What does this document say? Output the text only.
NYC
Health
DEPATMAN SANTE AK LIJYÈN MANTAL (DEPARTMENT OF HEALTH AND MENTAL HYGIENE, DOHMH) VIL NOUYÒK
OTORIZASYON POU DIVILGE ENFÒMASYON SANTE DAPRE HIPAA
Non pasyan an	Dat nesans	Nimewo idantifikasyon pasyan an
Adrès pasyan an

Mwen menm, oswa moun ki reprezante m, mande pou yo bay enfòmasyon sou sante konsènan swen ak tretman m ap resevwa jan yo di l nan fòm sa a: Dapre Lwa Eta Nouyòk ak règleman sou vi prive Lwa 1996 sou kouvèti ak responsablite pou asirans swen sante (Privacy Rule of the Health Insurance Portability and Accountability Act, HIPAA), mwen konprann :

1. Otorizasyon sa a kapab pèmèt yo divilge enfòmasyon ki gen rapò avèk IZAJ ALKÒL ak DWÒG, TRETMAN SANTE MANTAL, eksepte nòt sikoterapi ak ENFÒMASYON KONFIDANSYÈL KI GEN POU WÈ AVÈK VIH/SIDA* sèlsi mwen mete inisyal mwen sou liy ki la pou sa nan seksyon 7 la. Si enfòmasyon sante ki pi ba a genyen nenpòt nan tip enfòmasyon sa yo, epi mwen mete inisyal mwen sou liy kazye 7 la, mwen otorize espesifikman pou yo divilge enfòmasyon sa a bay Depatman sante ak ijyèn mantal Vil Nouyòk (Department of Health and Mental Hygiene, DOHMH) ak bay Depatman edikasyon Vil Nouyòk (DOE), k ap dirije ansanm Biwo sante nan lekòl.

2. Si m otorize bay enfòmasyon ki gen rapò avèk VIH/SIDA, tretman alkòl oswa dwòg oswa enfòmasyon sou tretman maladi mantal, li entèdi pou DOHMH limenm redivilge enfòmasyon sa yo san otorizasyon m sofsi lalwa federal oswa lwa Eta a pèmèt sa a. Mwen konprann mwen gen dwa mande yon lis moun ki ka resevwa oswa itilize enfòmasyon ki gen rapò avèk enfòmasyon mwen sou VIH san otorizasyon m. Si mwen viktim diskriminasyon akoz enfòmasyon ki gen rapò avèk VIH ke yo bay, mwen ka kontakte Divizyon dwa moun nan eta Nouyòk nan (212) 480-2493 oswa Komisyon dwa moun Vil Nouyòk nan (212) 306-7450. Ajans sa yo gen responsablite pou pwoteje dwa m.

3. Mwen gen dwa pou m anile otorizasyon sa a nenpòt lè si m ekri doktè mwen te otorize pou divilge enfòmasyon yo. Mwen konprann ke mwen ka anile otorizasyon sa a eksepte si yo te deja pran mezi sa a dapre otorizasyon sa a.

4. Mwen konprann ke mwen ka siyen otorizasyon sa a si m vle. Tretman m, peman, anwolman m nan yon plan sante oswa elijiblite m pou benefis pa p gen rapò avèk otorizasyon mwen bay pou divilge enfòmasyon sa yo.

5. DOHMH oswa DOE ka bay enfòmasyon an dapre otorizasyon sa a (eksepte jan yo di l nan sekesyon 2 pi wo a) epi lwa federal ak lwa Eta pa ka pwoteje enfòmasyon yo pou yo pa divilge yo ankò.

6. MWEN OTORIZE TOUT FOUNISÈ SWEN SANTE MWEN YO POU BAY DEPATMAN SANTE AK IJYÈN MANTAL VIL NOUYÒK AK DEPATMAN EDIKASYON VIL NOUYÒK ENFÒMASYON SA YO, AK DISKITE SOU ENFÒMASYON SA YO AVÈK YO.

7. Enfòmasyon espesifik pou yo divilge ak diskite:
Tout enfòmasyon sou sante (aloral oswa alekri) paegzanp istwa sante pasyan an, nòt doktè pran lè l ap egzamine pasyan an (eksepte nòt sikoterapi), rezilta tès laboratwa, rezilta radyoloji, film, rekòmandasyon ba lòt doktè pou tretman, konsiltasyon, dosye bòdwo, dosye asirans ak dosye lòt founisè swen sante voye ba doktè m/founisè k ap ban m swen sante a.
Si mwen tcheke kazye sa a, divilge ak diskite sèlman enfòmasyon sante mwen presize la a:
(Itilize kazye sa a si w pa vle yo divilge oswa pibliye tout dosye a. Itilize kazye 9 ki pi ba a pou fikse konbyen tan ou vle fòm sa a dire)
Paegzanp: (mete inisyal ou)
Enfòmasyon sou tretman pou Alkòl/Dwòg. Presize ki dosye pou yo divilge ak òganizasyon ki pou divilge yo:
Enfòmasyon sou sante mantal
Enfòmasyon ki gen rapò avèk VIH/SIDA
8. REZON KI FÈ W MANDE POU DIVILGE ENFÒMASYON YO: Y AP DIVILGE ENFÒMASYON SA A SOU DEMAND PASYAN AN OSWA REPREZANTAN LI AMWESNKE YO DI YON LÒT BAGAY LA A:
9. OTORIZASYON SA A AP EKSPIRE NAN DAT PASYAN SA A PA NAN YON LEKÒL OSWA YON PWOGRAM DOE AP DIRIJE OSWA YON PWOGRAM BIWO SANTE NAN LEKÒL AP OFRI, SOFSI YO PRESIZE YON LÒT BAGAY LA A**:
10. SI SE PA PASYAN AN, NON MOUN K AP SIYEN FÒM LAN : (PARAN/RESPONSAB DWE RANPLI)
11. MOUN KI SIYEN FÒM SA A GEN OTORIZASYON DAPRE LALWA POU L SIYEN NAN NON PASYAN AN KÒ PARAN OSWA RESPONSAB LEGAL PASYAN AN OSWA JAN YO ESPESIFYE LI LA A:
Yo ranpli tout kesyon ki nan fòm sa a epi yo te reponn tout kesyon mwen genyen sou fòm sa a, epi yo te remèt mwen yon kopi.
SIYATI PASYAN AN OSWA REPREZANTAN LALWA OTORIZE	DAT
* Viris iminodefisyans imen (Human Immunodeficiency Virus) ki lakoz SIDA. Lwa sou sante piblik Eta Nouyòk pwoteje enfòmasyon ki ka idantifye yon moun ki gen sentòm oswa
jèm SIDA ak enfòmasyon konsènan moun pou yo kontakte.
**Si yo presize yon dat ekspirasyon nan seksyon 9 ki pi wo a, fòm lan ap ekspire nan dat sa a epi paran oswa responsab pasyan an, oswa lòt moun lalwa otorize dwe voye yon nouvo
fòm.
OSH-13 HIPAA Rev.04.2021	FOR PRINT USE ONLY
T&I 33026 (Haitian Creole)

+++

The task ::
Report every line in the listing that holds the word "pwoteje".

Result ::
2. Si m otorize bay enfòmasyon ki gen rapò avèk VIH/SIDA, tretman alkòl oswa dwòg oswa enfòmasyon sou tretman maladi mantal, li entèdi pou DOHMH limenm redivilge enfòmasyon sa yo san otorizasyon m sofsi lalwa federal oswa lwa Eta a pèmèt sa a. Mwen konprann mwen gen dwa mande yon lis moun ki ka resevwa oswa itilize enfòmasyon ki gen rapò avèk enfòmasyon mwen sou VIH san otorizasyon m. Si mwen viktim diskriminasyon akoz enfòmasyon ki gen rapò avèk VIH ke yo bay, mwen ka kontakte Divizyon dwa moun nan eta Nouyòk nan (212) 480-2493 oswa Komisyon dwa moun Vil Nouyòk nan (212) 306-7450. Ajans sa yo gen responsablite pou pwoteje dwa m.
5. DOHMH oswa DOE ka bay enfòmasyon an dapre otorizasyon sa a (eksepte jan yo di l nan sekesyon 2 pi wo a) epi lwa federal ak lwa Eta pa ka pwoteje enfòmasyon yo pou yo pa divilge yo ankò.
* Viris iminodefisyans imen (Human Immunodeficiency Virus) ki lakoz SIDA. Lwa sou sante piblik Eta Nouyòk pwoteje enfòmasyon ki ka idantifye yon moun ki gen sentòm oswa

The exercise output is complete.